▸ The exercise: Write the data below out exactly as it stands. Do not include the pictures.

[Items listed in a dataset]
>>>

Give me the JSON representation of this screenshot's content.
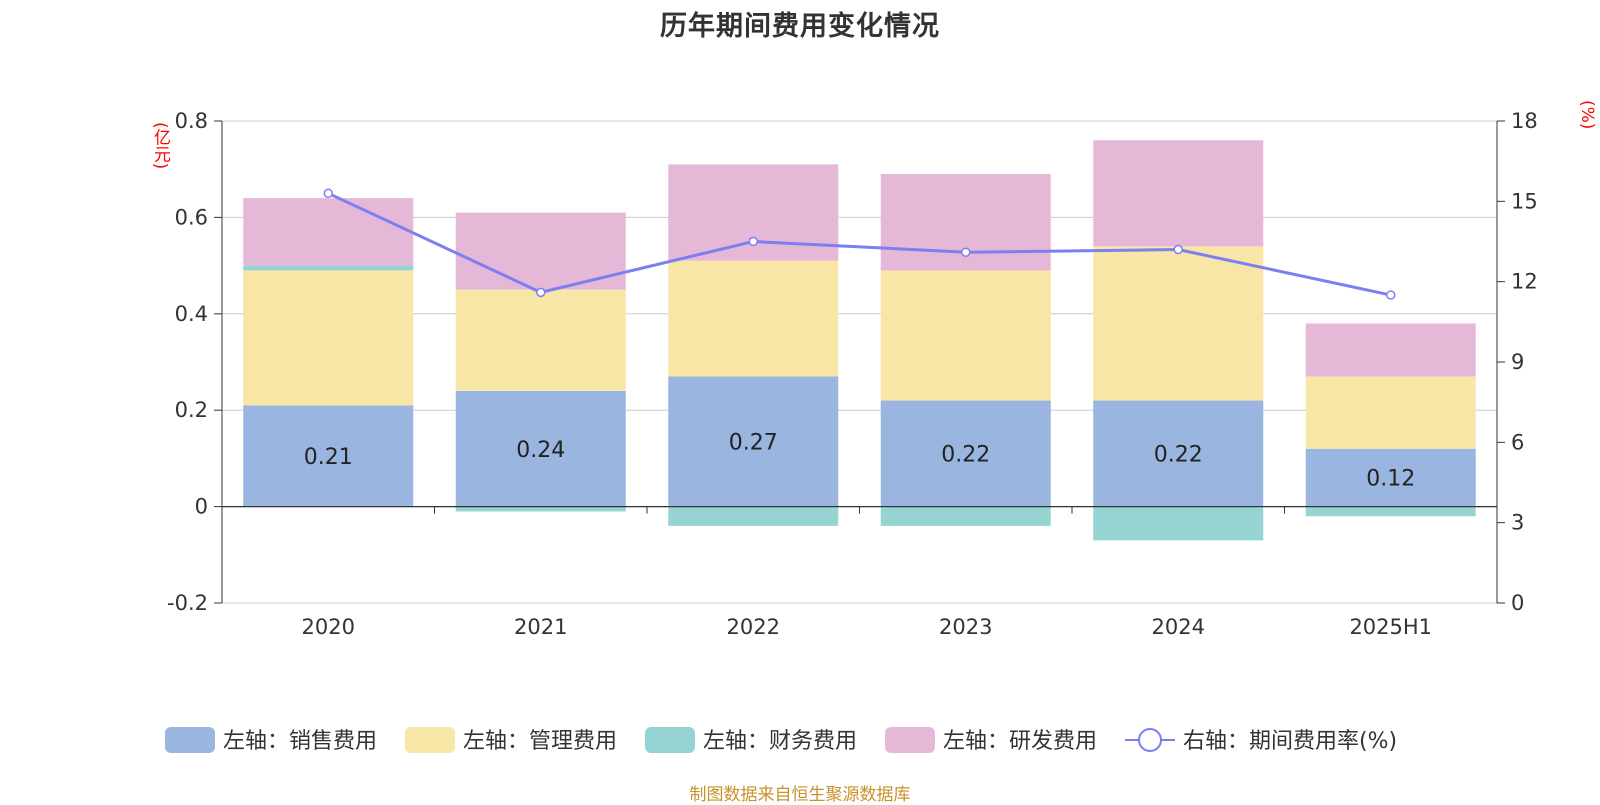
{
  "chart_data": {
    "type": "bar",
    "title": "历年期间费用变化情况",
    "y_left_unit": "(亿元)",
    "y_right_unit": "(%)",
    "categories": [
      "2020",
      "2021",
      "2022",
      "2023",
      "2024",
      "2025H1"
    ],
    "y_left_ticks": [
      "0.8",
      "0.6",
      "0.4",
      "0.2",
      "0",
      "-0.2"
    ],
    "y_right_ticks": [
      "18",
      "15",
      "12",
      "9",
      "6",
      "3",
      "0"
    ],
    "ylim_left": [
      -0.2,
      0.8
    ],
    "ylim_right": [
      0,
      18
    ],
    "grid": true,
    "stacked": true,
    "series": [
      {
        "name": "左轴：销售费用",
        "kind": "bar",
        "axis": "left",
        "color": "#9ab6e0",
        "values": [
          0.21,
          0.24,
          0.27,
          0.22,
          0.22,
          0.12
        ],
        "data_labels": [
          "0.21",
          "0.24",
          "0.27",
          "0.22",
          "0.22",
          "0.12"
        ]
      },
      {
        "name": "左轴：管理费用",
        "kind": "bar",
        "axis": "left",
        "color": "#f7e6a6",
        "values": [
          0.28,
          0.21,
          0.24,
          0.27,
          0.32,
          0.15
        ]
      },
      {
        "name": "左轴：财务费用",
        "kind": "bar",
        "axis": "left",
        "color": "#96d4d4",
        "values": [
          0.01,
          -0.01,
          -0.04,
          -0.04,
          -0.07,
          -0.02
        ]
      },
      {
        "name": "左轴：研发费用",
        "kind": "bar",
        "axis": "left",
        "color": "#e6b8d8",
        "values": [
          0.14,
          0.16,
          0.2,
          0.2,
          0.22,
          0.11
        ]
      },
      {
        "name": "右轴：期间费用率(%)",
        "kind": "line",
        "axis": "right",
        "color": "#7b7ff0",
        "values": [
          15.3,
          11.6,
          13.5,
          13.1,
          13.2,
          11.5
        ]
      }
    ]
  },
  "source_note": "制图数据来自恒生聚源数据库"
}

<<<

▸ Result of this task:
Give me the JSON representation of this screenshot's content.
{
  "chart_data": {
    "type": "bar",
    "title": "历年期间费用变化情况",
    "y_left_unit": "(亿元)",
    "y_right_unit": "(%)",
    "categories": [
      "2020",
      "2021",
      "2022",
      "2023",
      "2024",
      "2025H1"
    ],
    "y_left_ticks": [
      "0.8",
      "0.6",
      "0.4",
      "0.2",
      "0",
      "-0.2"
    ],
    "y_right_ticks": [
      "18",
      "15",
      "12",
      "9",
      "6",
      "3",
      "0"
    ],
    "ylim_left": [
      -0.2,
      0.8
    ],
    "ylim_right": [
      0,
      18
    ],
    "grid": true,
    "stacked": true,
    "series": [
      {
        "name": "左轴：销售费用",
        "kind": "bar",
        "axis": "left",
        "color": "#9ab6e0",
        "values": [
          0.21,
          0.24,
          0.27,
          0.22,
          0.22,
          0.12
        ],
        "data_labels": [
          "0.21",
          "0.24",
          "0.27",
          "0.22",
          "0.22",
          "0.12"
        ]
      },
      {
        "name": "左轴：管理费用",
        "kind": "bar",
        "axis": "left",
        "color": "#f7e6a6",
        "values": [
          0.28,
          0.21,
          0.24,
          0.27,
          0.32,
          0.15
        ]
      },
      {
        "name": "左轴：财务费用",
        "kind": "bar",
        "axis": "left",
        "color": "#96d4d4",
        "values": [
          0.01,
          -0.01,
          -0.04,
          -0.04,
          -0.07,
          -0.02
        ]
      },
      {
        "name": "左轴：研发费用",
        "kind": "bar",
        "axis": "left",
        "color": "#e6b8d8",
        "values": [
          0.14,
          0.16,
          0.2,
          0.2,
          0.22,
          0.11
        ]
      },
      {
        "name": "右轴：期间费用率(%)",
        "kind": "line",
        "axis": "right",
        "color": "#7b7ff0",
        "values": [
          15.3,
          11.6,
          13.5,
          13.1,
          13.2,
          11.5
        ]
      }
    ]
  },
  "source_note": "制图数据来自恒生聚源数据库"
}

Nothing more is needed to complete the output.